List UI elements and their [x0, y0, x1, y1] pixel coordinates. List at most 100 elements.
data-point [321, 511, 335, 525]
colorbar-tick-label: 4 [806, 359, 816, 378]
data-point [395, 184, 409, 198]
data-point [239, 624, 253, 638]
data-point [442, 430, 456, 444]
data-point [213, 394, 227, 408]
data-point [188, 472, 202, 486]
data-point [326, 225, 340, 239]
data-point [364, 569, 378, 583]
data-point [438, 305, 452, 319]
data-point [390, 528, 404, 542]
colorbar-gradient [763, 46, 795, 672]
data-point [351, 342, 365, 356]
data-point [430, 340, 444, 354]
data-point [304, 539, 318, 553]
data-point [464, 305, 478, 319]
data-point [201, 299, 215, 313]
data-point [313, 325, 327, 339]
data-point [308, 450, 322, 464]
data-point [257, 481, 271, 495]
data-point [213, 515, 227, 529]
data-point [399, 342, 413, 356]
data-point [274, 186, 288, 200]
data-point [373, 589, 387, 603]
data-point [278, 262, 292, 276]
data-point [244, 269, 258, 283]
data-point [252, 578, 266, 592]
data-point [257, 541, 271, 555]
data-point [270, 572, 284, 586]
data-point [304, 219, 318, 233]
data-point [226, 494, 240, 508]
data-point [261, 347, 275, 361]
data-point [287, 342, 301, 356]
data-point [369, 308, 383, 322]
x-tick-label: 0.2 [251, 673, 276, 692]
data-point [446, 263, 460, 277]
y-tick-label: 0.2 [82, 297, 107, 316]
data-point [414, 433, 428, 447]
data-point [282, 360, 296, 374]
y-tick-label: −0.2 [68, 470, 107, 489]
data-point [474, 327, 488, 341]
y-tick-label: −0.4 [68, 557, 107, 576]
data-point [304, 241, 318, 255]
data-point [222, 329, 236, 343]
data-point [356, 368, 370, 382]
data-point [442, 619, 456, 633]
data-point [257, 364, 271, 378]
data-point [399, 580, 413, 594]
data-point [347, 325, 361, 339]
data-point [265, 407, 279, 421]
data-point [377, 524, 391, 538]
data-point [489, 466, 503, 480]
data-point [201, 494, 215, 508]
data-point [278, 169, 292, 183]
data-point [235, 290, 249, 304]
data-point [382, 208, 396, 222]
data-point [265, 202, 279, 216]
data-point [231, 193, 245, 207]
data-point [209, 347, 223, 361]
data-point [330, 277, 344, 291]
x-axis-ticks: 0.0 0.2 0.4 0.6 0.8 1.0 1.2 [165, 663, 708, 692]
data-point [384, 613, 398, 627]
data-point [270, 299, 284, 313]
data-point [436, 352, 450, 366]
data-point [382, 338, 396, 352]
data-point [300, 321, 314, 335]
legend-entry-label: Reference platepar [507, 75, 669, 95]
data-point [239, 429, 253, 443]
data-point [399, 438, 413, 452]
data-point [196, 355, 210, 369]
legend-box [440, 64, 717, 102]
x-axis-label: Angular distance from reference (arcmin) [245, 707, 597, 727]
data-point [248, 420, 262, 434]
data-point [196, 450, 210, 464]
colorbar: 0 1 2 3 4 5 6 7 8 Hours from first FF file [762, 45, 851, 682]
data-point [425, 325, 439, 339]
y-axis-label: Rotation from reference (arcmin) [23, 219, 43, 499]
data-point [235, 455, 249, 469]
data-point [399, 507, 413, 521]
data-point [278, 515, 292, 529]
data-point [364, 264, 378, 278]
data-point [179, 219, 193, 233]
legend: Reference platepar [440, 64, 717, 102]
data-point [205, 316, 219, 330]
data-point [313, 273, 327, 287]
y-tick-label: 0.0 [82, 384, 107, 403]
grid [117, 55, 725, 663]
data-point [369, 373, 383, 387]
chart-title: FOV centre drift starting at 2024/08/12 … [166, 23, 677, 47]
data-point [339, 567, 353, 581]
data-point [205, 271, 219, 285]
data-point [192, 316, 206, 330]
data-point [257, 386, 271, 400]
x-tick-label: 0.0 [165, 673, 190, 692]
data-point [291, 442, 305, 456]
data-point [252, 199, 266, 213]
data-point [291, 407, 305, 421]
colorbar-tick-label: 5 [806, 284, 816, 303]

────────────────

* Aim of the exercise *
Can you copy out, word for word, every line of the records from the very first line down to the line containing "data-point [244, 269, 258, 283]", with both of those lines included?

* Response *
List UI elements and their [x0, y0, x1, y1] pixel coordinates. List at most 100 elements.
data-point [321, 511, 335, 525]
colorbar-tick-label: 4 [806, 359, 816, 378]
data-point [395, 184, 409, 198]
data-point [239, 624, 253, 638]
data-point [442, 430, 456, 444]
data-point [213, 394, 227, 408]
data-point [188, 472, 202, 486]
data-point [326, 225, 340, 239]
data-point [364, 569, 378, 583]
data-point [438, 305, 452, 319]
data-point [390, 528, 404, 542]
colorbar-gradient [763, 46, 795, 672]
data-point [351, 342, 365, 356]
data-point [430, 340, 444, 354]
data-point [304, 539, 318, 553]
data-point [464, 305, 478, 319]
data-point [201, 299, 215, 313]
data-point [313, 325, 327, 339]
data-point [308, 450, 322, 464]
data-point [257, 481, 271, 495]
data-point [213, 515, 227, 529]
data-point [399, 342, 413, 356]
data-point [274, 186, 288, 200]
data-point [373, 589, 387, 603]
data-point [278, 262, 292, 276]
data-point [244, 269, 258, 283]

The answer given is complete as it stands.